Write out the whole listing again, exactly.

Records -
▬▬▬▬▬▬
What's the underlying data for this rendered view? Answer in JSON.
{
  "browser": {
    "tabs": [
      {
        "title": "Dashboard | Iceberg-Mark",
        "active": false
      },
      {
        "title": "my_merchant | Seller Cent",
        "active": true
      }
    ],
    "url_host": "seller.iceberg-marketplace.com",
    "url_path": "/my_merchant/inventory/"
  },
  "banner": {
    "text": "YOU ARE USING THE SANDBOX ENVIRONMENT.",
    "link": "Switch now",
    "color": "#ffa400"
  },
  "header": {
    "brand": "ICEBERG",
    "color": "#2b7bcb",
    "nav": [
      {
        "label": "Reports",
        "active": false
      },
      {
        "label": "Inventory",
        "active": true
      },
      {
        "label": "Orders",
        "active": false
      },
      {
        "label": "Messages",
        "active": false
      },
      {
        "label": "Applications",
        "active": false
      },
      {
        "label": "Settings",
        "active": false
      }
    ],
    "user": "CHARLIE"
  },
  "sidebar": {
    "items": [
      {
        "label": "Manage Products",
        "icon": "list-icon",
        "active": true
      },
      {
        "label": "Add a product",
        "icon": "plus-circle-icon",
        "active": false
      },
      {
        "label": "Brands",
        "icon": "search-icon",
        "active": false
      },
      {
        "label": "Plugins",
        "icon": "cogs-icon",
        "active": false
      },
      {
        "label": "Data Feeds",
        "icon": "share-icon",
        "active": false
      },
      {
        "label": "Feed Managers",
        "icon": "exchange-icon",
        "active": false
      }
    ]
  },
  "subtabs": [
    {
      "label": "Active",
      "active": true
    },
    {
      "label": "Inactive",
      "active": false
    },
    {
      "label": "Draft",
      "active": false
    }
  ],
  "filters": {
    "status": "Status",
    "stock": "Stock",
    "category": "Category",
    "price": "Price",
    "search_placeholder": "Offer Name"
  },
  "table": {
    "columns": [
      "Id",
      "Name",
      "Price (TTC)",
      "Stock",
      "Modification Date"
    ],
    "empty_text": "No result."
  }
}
▬▬▬▬▬▬
EXERCISE OUTPUT -
What's the underlying data for this rendered view? Answer in JSON.
{
  "browser": {
    "tabs": [
      {
        "title": "Dashboard | Iceberg-Mark",
        "active": false
      },
      {
        "title": "my_merchant | Seller Cent",
        "active": true
      }
    ],
    "url_host": "seller.iceberg-marketplace.com",
    "url_path": "/my_merchant/inventory/"
  },
  "banner": {
    "text": "YOU ARE USING THE SANDBOX ENVIRONMENT.",
    "link": "Switch now",
    "color": "#ffa400"
  },
  "header": {
    "brand": "ICEBERG",
    "color": "#2b7bcb",
    "nav": [
      {
        "label": "Reports",
        "active": false
      },
      {
        "label": "Inventory",
        "active": true
      },
      {
        "label": "Orders",
        "active": false
      },
      {
        "label": "Messages",
        "active": false
      },
      {
        "label": "Applications",
        "active": false
      },
      {
        "label": "Settings",
        "active": false
      }
    ],
    "user": "CHARLIE"
  },
  "sidebar": {
    "items": [
      {
        "label": "Manage Products",
        "icon": "list-icon",
        "active": true
      },
      {
        "label": "Add a product",
        "icon": "plus-circle-icon",
        "active": false
      },
      {
        "label": "Brands",
        "icon": "search-icon",
        "active": false
      },
      {
        "label": "Plugins",
        "icon": "cogs-icon",
        "active": false
      },
      {
        "label": "Data Feeds",
        "icon": "share-icon",
        "active": false
      },
      {
        "label": "Feed Managers",
        "icon": "exchange-icon",
        "active": false
      }
    ]
  },
  "subtabs": [
    {
      "label": "Active",
      "active": true
    },
    {
      "label": "Inactive",
      "active": false
    },
    {
      "label": "Draft",
      "active": false
    }
  ],
  "filters": {
    "status": "Status",
    "stock": "Stock",
    "category": "Category",
    "price": "Price",
    "search_placeholder": "Offer Name"
  },
  "table": {
    "columns": [
      "Id",
      "Name",
      "Price (TTC)",
      "Stock",
      "Modification Date"
    ],
    "empty_text": "No result."
  }
}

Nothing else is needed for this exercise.